▶ **What to produce**
All of the material below is to be repeated exactly.

▶ **Information supplied**
* * * * * * * * *

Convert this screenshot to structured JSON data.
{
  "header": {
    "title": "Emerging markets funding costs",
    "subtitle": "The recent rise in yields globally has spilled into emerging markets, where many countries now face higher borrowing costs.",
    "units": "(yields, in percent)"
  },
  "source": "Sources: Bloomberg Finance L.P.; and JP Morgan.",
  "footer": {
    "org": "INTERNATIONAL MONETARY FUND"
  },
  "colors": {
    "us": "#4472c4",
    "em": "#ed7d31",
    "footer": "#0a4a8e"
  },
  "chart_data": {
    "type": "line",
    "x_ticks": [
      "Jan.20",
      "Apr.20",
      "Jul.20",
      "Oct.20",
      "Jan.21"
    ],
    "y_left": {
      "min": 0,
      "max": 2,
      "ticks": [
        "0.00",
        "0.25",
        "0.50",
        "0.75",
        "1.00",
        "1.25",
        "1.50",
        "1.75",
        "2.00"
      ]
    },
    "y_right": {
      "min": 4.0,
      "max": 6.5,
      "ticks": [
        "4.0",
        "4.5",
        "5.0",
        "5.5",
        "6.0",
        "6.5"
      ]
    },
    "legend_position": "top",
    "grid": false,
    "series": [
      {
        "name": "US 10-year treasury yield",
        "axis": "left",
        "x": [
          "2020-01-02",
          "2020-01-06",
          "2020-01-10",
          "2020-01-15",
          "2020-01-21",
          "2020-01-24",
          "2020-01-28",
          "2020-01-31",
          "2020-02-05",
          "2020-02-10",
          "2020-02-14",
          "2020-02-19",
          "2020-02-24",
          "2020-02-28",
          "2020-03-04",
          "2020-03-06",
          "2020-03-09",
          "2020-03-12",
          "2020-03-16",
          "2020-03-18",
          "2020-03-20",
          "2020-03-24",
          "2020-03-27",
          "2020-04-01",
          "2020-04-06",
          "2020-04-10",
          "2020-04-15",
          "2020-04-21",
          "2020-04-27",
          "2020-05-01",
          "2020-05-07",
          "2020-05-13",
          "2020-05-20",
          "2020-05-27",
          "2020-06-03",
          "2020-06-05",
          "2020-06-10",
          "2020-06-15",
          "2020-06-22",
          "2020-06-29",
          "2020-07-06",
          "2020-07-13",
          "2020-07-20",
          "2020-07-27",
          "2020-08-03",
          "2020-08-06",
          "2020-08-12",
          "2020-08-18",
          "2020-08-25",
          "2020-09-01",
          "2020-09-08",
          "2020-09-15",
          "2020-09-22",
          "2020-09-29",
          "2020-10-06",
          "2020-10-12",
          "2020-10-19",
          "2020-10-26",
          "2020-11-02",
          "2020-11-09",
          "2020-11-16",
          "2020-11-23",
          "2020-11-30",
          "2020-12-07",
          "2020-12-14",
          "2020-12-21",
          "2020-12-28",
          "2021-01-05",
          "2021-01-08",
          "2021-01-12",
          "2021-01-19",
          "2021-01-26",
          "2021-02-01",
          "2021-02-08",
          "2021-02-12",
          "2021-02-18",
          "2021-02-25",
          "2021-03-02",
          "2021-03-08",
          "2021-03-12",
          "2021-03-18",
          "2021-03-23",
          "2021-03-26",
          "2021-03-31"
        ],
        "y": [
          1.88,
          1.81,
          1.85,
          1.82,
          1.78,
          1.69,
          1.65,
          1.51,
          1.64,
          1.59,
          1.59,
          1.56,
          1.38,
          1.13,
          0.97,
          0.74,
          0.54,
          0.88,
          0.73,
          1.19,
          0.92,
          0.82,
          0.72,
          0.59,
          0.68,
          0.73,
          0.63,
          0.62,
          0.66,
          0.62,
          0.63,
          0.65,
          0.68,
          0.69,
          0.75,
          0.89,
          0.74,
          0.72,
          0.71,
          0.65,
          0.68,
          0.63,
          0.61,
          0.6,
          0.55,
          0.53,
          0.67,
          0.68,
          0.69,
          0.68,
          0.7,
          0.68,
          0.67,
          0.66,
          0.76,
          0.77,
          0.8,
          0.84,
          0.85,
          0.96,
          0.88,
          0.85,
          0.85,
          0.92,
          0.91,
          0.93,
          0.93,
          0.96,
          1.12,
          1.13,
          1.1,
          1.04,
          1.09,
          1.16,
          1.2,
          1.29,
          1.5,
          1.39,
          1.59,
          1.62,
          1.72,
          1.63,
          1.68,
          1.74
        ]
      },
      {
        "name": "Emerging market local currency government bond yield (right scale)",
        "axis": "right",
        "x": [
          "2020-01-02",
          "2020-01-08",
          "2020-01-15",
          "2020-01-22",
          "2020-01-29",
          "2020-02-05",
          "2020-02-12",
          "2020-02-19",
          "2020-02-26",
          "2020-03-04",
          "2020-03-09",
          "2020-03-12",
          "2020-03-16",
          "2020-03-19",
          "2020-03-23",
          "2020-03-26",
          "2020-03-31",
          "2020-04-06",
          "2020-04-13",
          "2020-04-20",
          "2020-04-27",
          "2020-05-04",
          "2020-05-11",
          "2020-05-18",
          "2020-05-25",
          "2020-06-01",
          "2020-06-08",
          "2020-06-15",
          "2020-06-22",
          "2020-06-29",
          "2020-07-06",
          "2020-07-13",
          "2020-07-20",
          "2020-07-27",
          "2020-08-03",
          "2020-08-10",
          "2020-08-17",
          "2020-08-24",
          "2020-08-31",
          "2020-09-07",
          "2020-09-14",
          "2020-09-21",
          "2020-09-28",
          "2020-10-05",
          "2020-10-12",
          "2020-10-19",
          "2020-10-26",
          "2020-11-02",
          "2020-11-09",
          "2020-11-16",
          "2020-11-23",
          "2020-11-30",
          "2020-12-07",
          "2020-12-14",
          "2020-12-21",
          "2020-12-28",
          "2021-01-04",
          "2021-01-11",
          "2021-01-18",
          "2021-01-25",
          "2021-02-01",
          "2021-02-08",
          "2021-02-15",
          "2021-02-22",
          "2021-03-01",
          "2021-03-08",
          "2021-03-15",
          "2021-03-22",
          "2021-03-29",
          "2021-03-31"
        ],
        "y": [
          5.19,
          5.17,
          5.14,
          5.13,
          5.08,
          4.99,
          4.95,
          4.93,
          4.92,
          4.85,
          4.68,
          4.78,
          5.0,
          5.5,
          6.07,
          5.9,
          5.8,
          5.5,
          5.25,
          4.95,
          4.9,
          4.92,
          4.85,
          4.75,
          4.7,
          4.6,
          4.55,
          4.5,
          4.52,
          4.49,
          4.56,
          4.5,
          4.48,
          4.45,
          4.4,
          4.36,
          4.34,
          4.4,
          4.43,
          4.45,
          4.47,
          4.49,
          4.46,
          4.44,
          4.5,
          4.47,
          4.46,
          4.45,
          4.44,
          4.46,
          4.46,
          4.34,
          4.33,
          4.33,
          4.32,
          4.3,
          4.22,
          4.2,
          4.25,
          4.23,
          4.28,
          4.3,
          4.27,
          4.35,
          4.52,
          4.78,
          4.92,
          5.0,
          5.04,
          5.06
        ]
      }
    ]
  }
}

* * * * * * * * *

▶ **The answer**
Convert this screenshot to structured JSON data.
{
  "header": {
    "title": "Emerging markets funding costs",
    "subtitle": "The recent rise in yields globally has spilled into emerging markets, where many countries now face higher borrowing costs.",
    "units": "(yields, in percent)"
  },
  "source": "Sources: Bloomberg Finance L.P.; and JP Morgan.",
  "footer": {
    "org": "INTERNATIONAL MONETARY FUND"
  },
  "colors": {
    "us": "#4472c4",
    "em": "#ed7d31",
    "footer": "#0a4a8e"
  },
  "chart_data": {
    "type": "line",
    "x_ticks": [
      "Jan.20",
      "Apr.20",
      "Jul.20",
      "Oct.20",
      "Jan.21"
    ],
    "y_left": {
      "min": 0,
      "max": 2,
      "ticks": [
        "0.00",
        "0.25",
        "0.50",
        "0.75",
        "1.00",
        "1.25",
        "1.50",
        "1.75",
        "2.00"
      ]
    },
    "y_right": {
      "min": 4.0,
      "max": 6.5,
      "ticks": [
        "4.0",
        "4.5",
        "5.0",
        "5.5",
        "6.0",
        "6.5"
      ]
    },
    "legend_position": "top",
    "grid": false,
    "series": [
      {
        "name": "US 10-year treasury yield",
        "axis": "left",
        "x": [
          "2020-01-02",
          "2020-01-06",
          "2020-01-10",
          "2020-01-15",
          "2020-01-21",
          "2020-01-24",
          "2020-01-28",
          "2020-01-31",
          "2020-02-05",
          "2020-02-10",
          "2020-02-14",
          "2020-02-19",
          "2020-02-24",
          "2020-02-28",
          "2020-03-04",
          "2020-03-06",
          "2020-03-09",
          "2020-03-12",
          "2020-03-16",
          "2020-03-18",
          "2020-03-20",
          "2020-03-24",
          "2020-03-27",
          "2020-04-01",
          "2020-04-06",
          "2020-04-10",
          "2020-04-15",
          "2020-04-21",
          "2020-04-27",
          "2020-05-01",
          "2020-05-07",
          "2020-05-13",
          "2020-05-20",
          "2020-05-27",
          "2020-06-03",
          "2020-06-05",
          "2020-06-10",
          "2020-06-15",
          "2020-06-22",
          "2020-06-29",
          "2020-07-06",
          "2020-07-13",
          "2020-07-20",
          "2020-07-27",
          "2020-08-03",
          "2020-08-06",
          "2020-08-12",
          "2020-08-18",
          "2020-08-25",
          "2020-09-01",
          "2020-09-08",
          "2020-09-15",
          "2020-09-22",
          "2020-09-29",
          "2020-10-06",
          "2020-10-12",
          "2020-10-19",
          "2020-10-26",
          "2020-11-02",
          "2020-11-09",
          "2020-11-16",
          "2020-11-23",
          "2020-11-30",
          "2020-12-07",
          "2020-12-14",
          "2020-12-21",
          "2020-12-28",
          "2021-01-05",
          "2021-01-08",
          "2021-01-12",
          "2021-01-19",
          "2021-01-26",
          "2021-02-01",
          "2021-02-08",
          "2021-02-12",
          "2021-02-18",
          "2021-02-25",
          "2021-03-02",
          "2021-03-08",
          "2021-03-12",
          "2021-03-18",
          "2021-03-23",
          "2021-03-26",
          "2021-03-31"
        ],
        "y": [
          1.88,
          1.81,
          1.85,
          1.82,
          1.78,
          1.69,
          1.65,
          1.51,
          1.64,
          1.59,
          1.59,
          1.56,
          1.38,
          1.13,
          0.97,
          0.74,
          0.54,
          0.88,
          0.73,
          1.19,
          0.92,
          0.82,
          0.72,
          0.59,
          0.68,
          0.73,
          0.63,
          0.62,
          0.66,
          0.62,
          0.63,
          0.65,
          0.68,
          0.69,
          0.75,
          0.89,
          0.74,
          0.72,
          0.71,
          0.65,
          0.68,
          0.63,
          0.61,
          0.6,
          0.55,
          0.53,
          0.67,
          0.68,
          0.69,
          0.68,
          0.7,
          0.68,
          0.67,
          0.66,
          0.76,
          0.77,
          0.8,
          0.84,
          0.85,
          0.96,
          0.88,
          0.85,
          0.85,
          0.92,
          0.91,
          0.93,
          0.93,
          0.96,
          1.12,
          1.13,
          1.1,
          1.04,
          1.09,
          1.16,
          1.2,
          1.29,
          1.5,
          1.39,
          1.59,
          1.62,
          1.72,
          1.63,
          1.68,
          1.74
        ]
      },
      {
        "name": "Emerging market local currency government bond yield (right scale)",
        "axis": "right",
        "x": [
          "2020-01-02",
          "2020-01-08",
          "2020-01-15",
          "2020-01-22",
          "2020-01-29",
          "2020-02-05",
          "2020-02-12",
          "2020-02-19",
          "2020-02-26",
          "2020-03-04",
          "2020-03-09",
          "2020-03-12",
          "2020-03-16",
          "2020-03-19",
          "2020-03-23",
          "2020-03-26",
          "2020-03-31",
          "2020-04-06",
          "2020-04-13",
          "2020-04-20",
          "2020-04-27",
          "2020-05-04",
          "2020-05-11",
          "2020-05-18",
          "2020-05-25",
          "2020-06-01",
          "2020-06-08",
          "2020-06-15",
          "2020-06-22",
          "2020-06-29",
          "2020-07-06",
          "2020-07-13",
          "2020-07-20",
          "2020-07-27",
          "2020-08-03",
          "2020-08-10",
          "2020-08-17",
          "2020-08-24",
          "2020-08-31",
          "2020-09-07",
          "2020-09-14",
          "2020-09-21",
          "2020-09-28",
          "2020-10-05",
          "2020-10-12",
          "2020-10-19",
          "2020-10-26",
          "2020-11-02",
          "2020-11-09",
          "2020-11-16",
          "2020-11-23",
          "2020-11-30",
          "2020-12-07",
          "2020-12-14",
          "2020-12-21",
          "2020-12-28",
          "2021-01-04",
          "2021-01-11",
          "2021-01-18",
          "2021-01-25",
          "2021-02-01",
          "2021-02-08",
          "2021-02-15",
          "2021-02-22",
          "2021-03-01",
          "2021-03-08",
          "2021-03-15",
          "2021-03-22",
          "2021-03-29",
          "2021-03-31"
        ],
        "y": [
          5.19,
          5.17,
          5.14,
          5.13,
          5.08,
          4.99,
          4.95,
          4.93,
          4.92,
          4.85,
          4.68,
          4.78,
          5.0,
          5.5,
          6.07,
          5.9,
          5.8,
          5.5,
          5.25,
          4.95,
          4.9,
          4.92,
          4.85,
          4.75,
          4.7,
          4.6,
          4.55,
          4.5,
          4.52,
          4.49,
          4.56,
          4.5,
          4.48,
          4.45,
          4.4,
          4.36,
          4.34,
          4.4,
          4.43,
          4.45,
          4.47,
          4.49,
          4.46,
          4.44,
          4.5,
          4.47,
          4.46,
          4.45,
          4.44,
          4.46,
          4.46,
          4.34,
          4.33,
          4.33,
          4.32,
          4.3,
          4.22,
          4.2,
          4.25,
          4.23,
          4.28,
          4.3,
          4.27,
          4.35,
          4.52,
          4.78,
          4.92,
          5.0,
          5.04,
          5.06
        ]
      }
    ]
  }
}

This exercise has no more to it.